In a "perfect" economy, kind of like the kind they use when teaching economics classes, yeah. But in the real world, maybe not.

Here is an example of a counterintuitive economic law. It is called Gresham's Law. Basically it means if you have a country with two currencies, one good and one pretty lousy, everyone independently realizes -- Geeze, I better put my good currency under my mattress or in the bank because it is valuable and spend this lousy currency to get rid of it. Result is, the good currency disappears from circulation while only the lousy currency stays in circulation. And a currency that doesn't circulate isn't really a currency. So the bad drives out the good.

I think it is perfectly possible for companies to independently decide to outsource, replace good American IT people with mediocre to bad non-Amercian (but cheaper) people, and then just stay that way. After all, changing after that would cost money and the benefits would be unquantifiable (after all, IT is a cost center, right?).

**PROVIDED INFORMATION**:
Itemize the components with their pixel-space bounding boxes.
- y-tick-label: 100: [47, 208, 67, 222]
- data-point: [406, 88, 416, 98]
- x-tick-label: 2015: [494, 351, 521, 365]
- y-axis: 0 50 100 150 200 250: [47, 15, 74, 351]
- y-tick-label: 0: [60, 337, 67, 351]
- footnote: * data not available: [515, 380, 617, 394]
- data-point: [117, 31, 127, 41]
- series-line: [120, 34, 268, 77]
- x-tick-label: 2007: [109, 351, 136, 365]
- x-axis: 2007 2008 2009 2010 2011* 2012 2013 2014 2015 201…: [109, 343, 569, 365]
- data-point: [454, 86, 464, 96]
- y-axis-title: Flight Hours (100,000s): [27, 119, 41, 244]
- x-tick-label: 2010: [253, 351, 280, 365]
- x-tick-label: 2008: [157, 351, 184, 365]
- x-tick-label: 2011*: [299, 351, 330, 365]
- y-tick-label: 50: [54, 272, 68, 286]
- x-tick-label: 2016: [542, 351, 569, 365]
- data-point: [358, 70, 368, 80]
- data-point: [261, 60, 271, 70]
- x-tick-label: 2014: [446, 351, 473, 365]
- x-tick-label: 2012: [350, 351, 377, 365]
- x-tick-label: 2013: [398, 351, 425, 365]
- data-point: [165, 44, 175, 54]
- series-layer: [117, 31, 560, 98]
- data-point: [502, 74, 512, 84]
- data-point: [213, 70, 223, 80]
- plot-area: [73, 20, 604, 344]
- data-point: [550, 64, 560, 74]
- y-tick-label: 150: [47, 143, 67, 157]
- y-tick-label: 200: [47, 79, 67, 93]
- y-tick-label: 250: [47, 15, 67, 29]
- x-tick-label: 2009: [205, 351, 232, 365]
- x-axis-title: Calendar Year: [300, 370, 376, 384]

**TASKS TO PERFORM**:
**1.** Repeat the passage on Gresham's Law between "Here is an example" and "cost center, right?).", inclusive, switching "lousy" to "weak".
**2.** List everything the passage on Gresham's Law says people do with their good and lousy currencies.
**3.** Please carry on the passage on Gresham's Law from the point where it stops.

**RESULTS IN ORDER**:
**1.**
Here is an example of a counterintuitive economic law. It is called Gresham's Law. Basically it means if you have a country with two currencies, one good and one pretty weak, everyone independently realizes -- Geeze, I better put my good currency under my mattress or in the bank because it is valuable and spend this weak currency to get rid of it. Result is, the good currency disappears from circulation while only the weak currency stays in circulation. And a currency that doesn't circulate isn't really a currency. So the bad drives out the good.

I think it is perfectly possible for companies to independently decide to outsource, replace good American IT people with mediocre to bad non-Amercian (but cheaper) people, and then just stay that way. After all, changing after that would cost money and the benefits would be unquantifiable (after all, IT is a cost center, right?).

**2.**
- Put the good currency under the mattress
- Put the good currency in the bank
- Spend the lousy currency to get rid of it

**3.**
But this kind of decision making is bad across the board. There is a reason that corporate profits stink, and it isn't just because "labor costs are too high". I think much of it is due to plain rotton executive (and management) decisions. So a lot of corporations will just declare chapter 11 due to mismanagement (stockholders get dirt, bondholders get a bit, executives cash out), and then outsource lock, stock, and barrel. Other corporations will just become more and more multinational every day until they are US corporations only by registration.

As to why this happens -- my personal theory is that it is because the stockholders are now "owners" in name only. Instead of a few wealthy guys as owners, or ownership within a family, it is spread over a few hundred mutual funds, with hundreds of thousands of "owners". Therefore, there is no check on the board of directors, no check on the executives. Therefore they run the companies as their personal cash cow piggy banks. Managers who rock the boat (take risks) get canned, so managers just cover their own butts and rubber stamp the executives. Why do I think this? From being in consulting for a number of years and witnessing this first hand over and over and over and over.

62 posted on 07/15/2003 6:09:38 PM PDT by dark_lord (The Statue of Liberty now holds a baseball bat and she's yelling 'You want a piece of me?')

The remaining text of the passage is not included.